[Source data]

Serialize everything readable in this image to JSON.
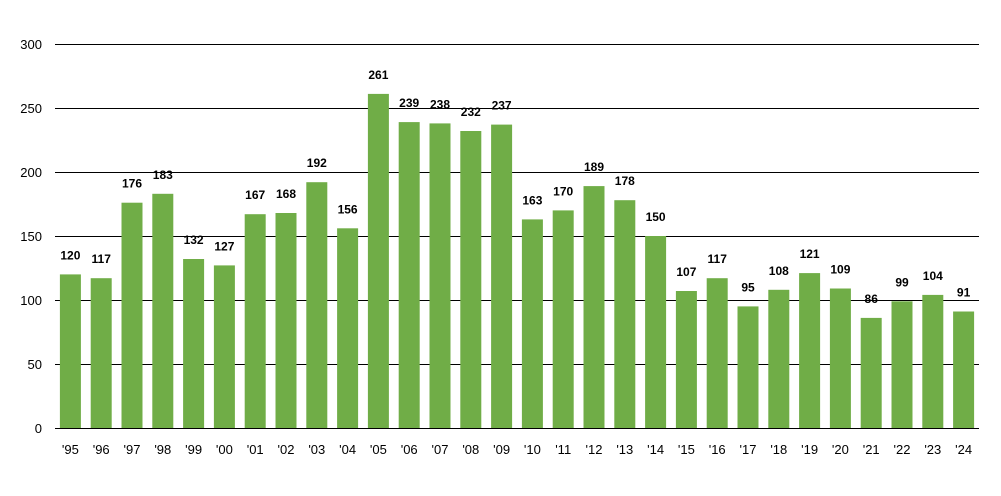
{
  "chart_data": {
    "type": "bar",
    "categories": [
      "'95",
      "'96",
      "'97",
      "'98",
      "'99",
      "'00",
      "'01",
      "'02",
      "'03",
      "'04",
      "'05",
      "'06",
      "'07",
      "'08",
      "'09",
      "'10",
      "'11",
      "'12",
      "'13",
      "'14",
      "'15",
      "'16",
      "'17",
      "'18",
      "'19",
      "'20",
      "'21",
      "'22",
      "'23",
      "'24"
    ],
    "values": [
      120,
      117,
      176,
      183,
      132,
      127,
      167,
      168,
      192,
      156,
      261,
      239,
      238,
      232,
      237,
      163,
      170,
      189,
      178,
      150,
      107,
      117,
      95,
      108,
      121,
      109,
      86,
      99,
      104,
      91
    ],
    "title": "",
    "xlabel": "",
    "ylabel": "",
    "ylim": [
      0,
      300
    ],
    "yticks": [
      0,
      50,
      100,
      150,
      200,
      250,
      300
    ],
    "grid": true,
    "bar_color": "#70ad47",
    "data_labels": true
  }
}
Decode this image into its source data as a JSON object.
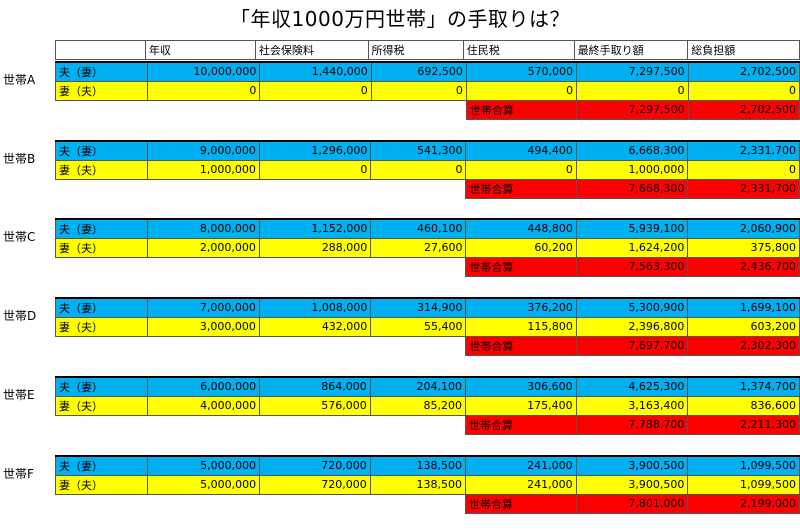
{
  "title": "「年収1000万円世帯」の手取りは？",
  "headers": [
    "",
    "年収",
    "社会保険料",
    "所得税",
    "住民税",
    "最終手取り額",
    "総負担額"
  ],
  "total_label": "世帯合算",
  "households": [
    {
      "name": "世帯A",
      "rows": [
        {
          "label": "夫（妻）",
          "values": [
            "10,000,000",
            "1,440,000",
            "692,500",
            "570,000",
            "7,297,500",
            "2,702,500"
          ]
        },
        {
          "label": "妻（夫）",
          "values": [
            "0",
            "0",
            "0",
            "0",
            "0",
            "0"
          ]
        }
      ],
      "total": [
        "7,297,500",
        "2,702,500"
      ]
    },
    {
      "name": "世帯B",
      "rows": [
        {
          "label": "夫（妻）",
          "values": [
            "9,000,000",
            "1,296,000",
            "541,300",
            "494,400",
            "6,668,300",
            "2,331,700"
          ]
        },
        {
          "label": "妻（夫）",
          "values": [
            "1,000,000",
            "0",
            "0",
            "0",
            "1,000,000",
            "0"
          ]
        }
      ],
      "total": [
        "7,668,300",
        "2,331,700"
      ]
    },
    {
      "name": "世帯C",
      "rows": [
        {
          "label": "夫（妻）",
          "values": [
            "8,000,000",
            "1,152,000",
            "460,100",
            "448,800",
            "5,939,100",
            "2,060,900"
          ]
        },
        {
          "label": "妻（夫）",
          "values": [
            "2,000,000",
            "288,000",
            "27,600",
            "60,200",
            "1,624,200",
            "375,800"
          ]
        }
      ],
      "total": [
        "7,563,300",
        "2,436,700"
      ]
    },
    {
      "name": "世帯D",
      "rows": [
        {
          "label": "夫（妻）",
          "values": [
            "7,000,000",
            "1,008,000",
            "314,900",
            "376,200",
            "5,300,900",
            "1,699,100"
          ]
        },
        {
          "label": "妻（夫）",
          "values": [
            "3,000,000",
            "432,000",
            "55,400",
            "115,800",
            "2,396,800",
            "603,200"
          ]
        }
      ],
      "total": [
        "7,697,700",
        "2,302,300"
      ]
    },
    {
      "name": "世帯E",
      "rows": [
        {
          "label": "夫（妻）",
          "values": [
            "6,000,000",
            "864,000",
            "204,100",
            "306,600",
            "4,625,300",
            "1,374,700"
          ]
        },
        {
          "label": "妻（夫）",
          "values": [
            "4,000,000",
            "576,000",
            "85,200",
            "175,400",
            "3,163,400",
            "836,600"
          ]
        }
      ],
      "total": [
        "7,788,700",
        "2,211,300"
      ]
    },
    {
      "name": "世帯F",
      "rows": [
        {
          "label": "夫（妻）",
          "values": [
            "5,000,000",
            "720,000",
            "138,500",
            "241,000",
            "3,900,500",
            "1,099,500"
          ]
        },
        {
          "label": "妻（夫）",
          "values": [
            "5,000,000",
            "720,000",
            "138,500",
            "241,000",
            "3,900,500",
            "1,099,500"
          ]
        }
      ],
      "total": [
        "7,801,000",
        "2,199,000"
      ]
    }
  ]
}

▶ _JOB_
From the entries above, copy every line where the word "image" shows up.

▶ _FULL ANSWER_
Serialize everything readable in this image to JSON.
Decode this image into its source data as a JSON object.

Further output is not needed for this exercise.